(Required work) Keep only those lines of the records that include the string "زمین".

(Data excerpts)
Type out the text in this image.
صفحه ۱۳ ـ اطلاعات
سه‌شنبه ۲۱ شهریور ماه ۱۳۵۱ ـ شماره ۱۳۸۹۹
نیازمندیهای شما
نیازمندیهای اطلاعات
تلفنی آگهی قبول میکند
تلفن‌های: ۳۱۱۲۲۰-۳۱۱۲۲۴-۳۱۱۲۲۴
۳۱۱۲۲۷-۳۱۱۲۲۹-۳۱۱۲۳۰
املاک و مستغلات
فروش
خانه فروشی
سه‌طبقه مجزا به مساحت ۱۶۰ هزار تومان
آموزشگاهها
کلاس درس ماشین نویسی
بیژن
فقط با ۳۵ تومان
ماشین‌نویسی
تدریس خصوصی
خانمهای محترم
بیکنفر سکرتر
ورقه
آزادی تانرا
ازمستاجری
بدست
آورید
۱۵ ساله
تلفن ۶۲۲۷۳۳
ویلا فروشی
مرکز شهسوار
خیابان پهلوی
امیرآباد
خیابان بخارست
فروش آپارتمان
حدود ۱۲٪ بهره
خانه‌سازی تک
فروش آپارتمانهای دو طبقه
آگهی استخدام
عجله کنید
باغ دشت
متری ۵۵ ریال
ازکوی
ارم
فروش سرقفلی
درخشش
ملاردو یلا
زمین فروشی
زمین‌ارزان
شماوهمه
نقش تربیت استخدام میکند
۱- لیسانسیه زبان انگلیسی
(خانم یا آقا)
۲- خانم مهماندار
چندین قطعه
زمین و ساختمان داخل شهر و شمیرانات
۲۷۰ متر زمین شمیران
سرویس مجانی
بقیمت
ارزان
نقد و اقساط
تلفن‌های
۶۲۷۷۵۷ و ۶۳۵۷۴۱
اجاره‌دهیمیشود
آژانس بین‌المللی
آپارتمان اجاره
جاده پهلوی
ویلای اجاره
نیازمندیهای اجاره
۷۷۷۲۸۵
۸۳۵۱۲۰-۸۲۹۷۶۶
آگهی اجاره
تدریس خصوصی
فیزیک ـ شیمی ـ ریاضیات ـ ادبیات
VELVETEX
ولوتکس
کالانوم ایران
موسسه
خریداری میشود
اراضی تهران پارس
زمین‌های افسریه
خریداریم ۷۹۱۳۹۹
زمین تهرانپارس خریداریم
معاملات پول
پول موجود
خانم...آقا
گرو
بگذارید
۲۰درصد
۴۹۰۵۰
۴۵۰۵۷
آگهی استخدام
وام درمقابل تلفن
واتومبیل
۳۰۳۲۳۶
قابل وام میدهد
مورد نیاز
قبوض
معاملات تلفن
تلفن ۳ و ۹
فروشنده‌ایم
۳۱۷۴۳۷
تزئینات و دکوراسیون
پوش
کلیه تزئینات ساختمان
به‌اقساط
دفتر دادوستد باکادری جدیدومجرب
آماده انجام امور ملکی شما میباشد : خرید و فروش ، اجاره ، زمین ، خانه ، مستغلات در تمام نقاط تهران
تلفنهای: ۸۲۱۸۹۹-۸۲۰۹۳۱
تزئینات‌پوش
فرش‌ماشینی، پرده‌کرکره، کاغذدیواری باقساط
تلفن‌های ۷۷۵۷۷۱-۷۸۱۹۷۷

(Result of the exercise)
زمین فروشی
زمین‌ارزان
زمین و ساختمان داخل شهر و شمیرانات
۲۷۰ متر زمین شمیران
زمین‌های افسریه
زمین تهرانپارس خریداریم
آماده انجام امور ملکی شما میباشد : خرید و فروش ، اجاره ، زمین ، خانه ، مستغلات در تمام نقاط تهران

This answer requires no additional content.